### [Your instructions]
Find every line of the listing below where "Chapter" appears, and copy it.

■ ■ ■

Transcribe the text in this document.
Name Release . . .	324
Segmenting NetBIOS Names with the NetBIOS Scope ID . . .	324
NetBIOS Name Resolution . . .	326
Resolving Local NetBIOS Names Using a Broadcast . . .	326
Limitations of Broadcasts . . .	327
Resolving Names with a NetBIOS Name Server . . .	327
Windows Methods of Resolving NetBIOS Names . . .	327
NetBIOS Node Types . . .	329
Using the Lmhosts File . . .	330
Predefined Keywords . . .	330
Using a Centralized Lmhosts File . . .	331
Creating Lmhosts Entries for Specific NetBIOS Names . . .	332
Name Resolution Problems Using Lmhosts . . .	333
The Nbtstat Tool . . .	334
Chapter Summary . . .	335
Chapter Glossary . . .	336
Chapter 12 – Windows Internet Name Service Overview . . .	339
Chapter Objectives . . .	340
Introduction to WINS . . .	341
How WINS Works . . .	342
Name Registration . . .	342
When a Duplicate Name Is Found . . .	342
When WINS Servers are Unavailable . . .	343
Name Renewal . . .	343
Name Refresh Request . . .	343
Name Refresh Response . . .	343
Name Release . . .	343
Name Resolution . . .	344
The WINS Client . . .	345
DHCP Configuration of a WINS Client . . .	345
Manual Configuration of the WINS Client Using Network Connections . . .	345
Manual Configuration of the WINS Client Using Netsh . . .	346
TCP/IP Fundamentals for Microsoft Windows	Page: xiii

■ ■ ■

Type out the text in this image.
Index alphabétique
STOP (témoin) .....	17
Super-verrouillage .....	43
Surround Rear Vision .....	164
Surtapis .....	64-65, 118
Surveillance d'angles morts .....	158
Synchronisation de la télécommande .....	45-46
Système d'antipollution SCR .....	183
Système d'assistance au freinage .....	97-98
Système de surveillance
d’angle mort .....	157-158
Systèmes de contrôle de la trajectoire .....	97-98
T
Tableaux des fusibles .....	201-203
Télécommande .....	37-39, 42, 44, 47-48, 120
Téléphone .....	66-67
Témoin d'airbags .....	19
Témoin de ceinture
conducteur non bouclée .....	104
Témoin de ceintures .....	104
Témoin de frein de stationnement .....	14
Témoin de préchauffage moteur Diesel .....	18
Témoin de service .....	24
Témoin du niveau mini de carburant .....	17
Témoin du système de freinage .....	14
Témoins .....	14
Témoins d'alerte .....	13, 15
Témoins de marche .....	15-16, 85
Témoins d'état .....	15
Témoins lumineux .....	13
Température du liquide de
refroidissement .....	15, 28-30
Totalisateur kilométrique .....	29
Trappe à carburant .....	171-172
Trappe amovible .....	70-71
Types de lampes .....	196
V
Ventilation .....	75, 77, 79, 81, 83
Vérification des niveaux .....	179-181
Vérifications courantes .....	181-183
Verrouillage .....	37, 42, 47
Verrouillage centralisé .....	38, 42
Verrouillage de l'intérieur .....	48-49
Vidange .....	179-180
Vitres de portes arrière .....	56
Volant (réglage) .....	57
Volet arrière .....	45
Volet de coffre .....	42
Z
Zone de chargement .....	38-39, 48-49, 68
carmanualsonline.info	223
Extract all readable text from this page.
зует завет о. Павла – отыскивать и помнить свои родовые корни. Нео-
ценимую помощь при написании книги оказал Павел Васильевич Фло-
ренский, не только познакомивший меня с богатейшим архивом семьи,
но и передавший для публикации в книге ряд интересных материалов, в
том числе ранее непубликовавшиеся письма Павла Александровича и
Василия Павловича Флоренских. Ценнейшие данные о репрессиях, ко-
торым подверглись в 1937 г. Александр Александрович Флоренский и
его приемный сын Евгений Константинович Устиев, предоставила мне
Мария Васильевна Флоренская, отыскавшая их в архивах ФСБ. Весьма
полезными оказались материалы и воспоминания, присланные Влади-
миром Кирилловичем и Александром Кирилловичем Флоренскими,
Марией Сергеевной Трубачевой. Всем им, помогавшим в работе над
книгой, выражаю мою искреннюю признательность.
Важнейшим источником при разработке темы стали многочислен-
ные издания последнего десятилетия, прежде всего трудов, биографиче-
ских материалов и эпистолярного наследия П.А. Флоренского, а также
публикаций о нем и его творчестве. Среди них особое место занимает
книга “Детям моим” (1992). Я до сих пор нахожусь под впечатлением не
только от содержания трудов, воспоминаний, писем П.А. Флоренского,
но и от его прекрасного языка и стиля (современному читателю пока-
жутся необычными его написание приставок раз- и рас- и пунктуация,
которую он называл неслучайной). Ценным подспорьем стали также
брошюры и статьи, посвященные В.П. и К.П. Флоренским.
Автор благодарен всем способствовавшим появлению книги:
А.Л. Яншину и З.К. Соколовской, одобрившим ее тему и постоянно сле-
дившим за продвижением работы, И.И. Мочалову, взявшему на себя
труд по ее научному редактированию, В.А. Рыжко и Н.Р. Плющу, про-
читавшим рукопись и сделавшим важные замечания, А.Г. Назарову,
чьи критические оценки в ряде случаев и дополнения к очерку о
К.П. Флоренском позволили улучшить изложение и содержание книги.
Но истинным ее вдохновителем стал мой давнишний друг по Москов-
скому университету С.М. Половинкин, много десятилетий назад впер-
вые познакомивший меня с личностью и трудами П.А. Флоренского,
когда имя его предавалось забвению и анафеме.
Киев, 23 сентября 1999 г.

■ ■ ■

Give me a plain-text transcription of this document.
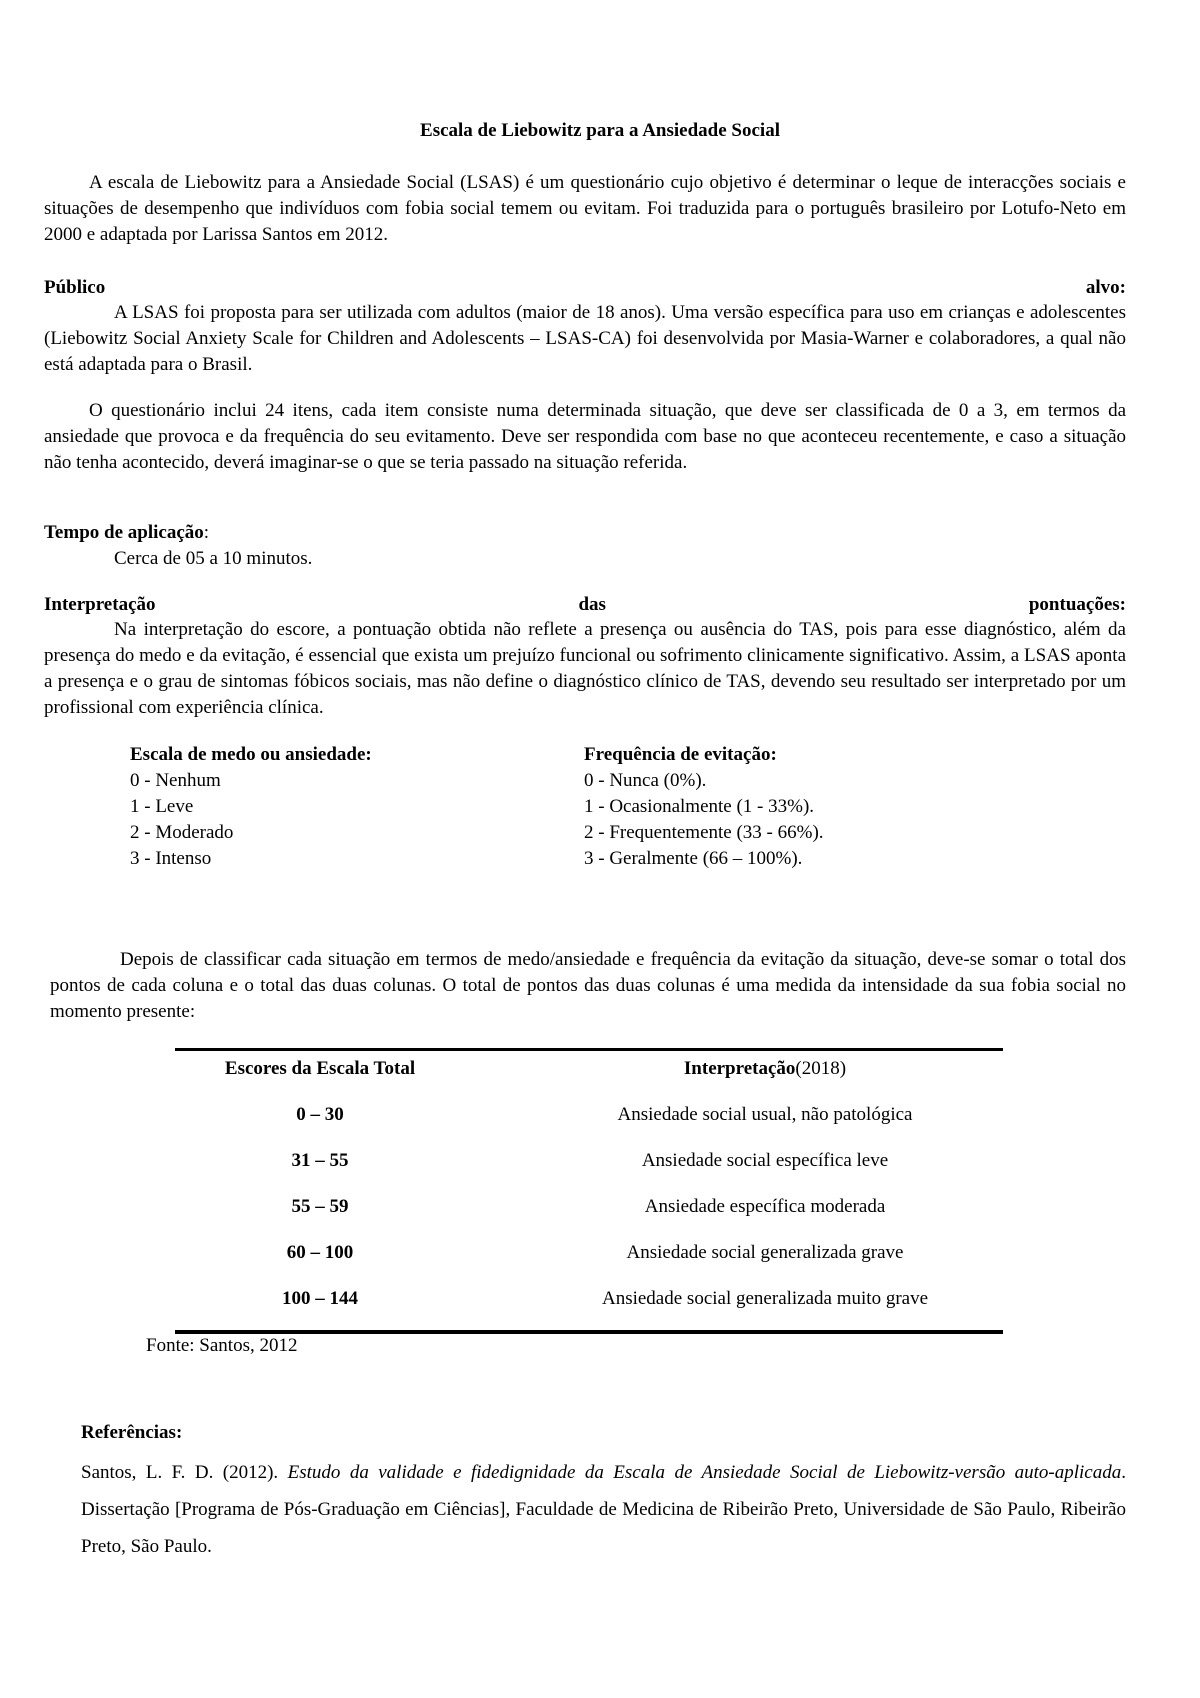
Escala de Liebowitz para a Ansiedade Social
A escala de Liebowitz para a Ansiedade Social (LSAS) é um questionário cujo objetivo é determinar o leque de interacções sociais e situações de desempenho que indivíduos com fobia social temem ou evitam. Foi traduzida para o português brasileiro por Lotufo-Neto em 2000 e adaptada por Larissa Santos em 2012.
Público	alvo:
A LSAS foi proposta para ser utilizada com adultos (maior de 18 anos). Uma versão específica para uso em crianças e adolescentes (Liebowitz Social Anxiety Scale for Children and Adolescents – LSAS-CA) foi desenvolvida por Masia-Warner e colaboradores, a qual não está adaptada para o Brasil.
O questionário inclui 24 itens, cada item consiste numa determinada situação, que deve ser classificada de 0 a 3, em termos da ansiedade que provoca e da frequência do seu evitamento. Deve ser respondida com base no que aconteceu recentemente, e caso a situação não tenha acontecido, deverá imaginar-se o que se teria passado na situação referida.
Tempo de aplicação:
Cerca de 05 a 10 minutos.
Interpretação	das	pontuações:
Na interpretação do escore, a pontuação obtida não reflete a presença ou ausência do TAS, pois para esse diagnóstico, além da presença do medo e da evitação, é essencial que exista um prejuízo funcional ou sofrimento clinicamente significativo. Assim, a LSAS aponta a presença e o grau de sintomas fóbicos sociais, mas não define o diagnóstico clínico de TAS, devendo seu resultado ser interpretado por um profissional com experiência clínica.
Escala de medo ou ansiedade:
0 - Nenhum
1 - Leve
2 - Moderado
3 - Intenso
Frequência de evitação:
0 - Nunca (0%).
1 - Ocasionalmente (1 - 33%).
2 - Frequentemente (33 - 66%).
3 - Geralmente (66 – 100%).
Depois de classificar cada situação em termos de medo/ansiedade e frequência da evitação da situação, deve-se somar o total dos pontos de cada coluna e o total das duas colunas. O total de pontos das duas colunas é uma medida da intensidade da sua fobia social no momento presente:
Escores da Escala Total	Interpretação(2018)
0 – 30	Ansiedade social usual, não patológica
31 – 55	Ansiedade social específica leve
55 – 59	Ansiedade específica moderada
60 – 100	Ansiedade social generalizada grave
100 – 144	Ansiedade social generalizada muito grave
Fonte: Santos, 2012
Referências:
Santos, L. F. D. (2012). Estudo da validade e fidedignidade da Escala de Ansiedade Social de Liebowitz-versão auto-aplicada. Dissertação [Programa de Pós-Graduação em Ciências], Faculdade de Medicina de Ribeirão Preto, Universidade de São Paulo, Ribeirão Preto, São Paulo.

■ ■ ■

### [Response for this exercise]
Chapter Summary . . .	335
Chapter Glossary . . .	336
Chapter 12 – Windows Internet Name Service Overview . . .	339
Chapter Objectives . . .	340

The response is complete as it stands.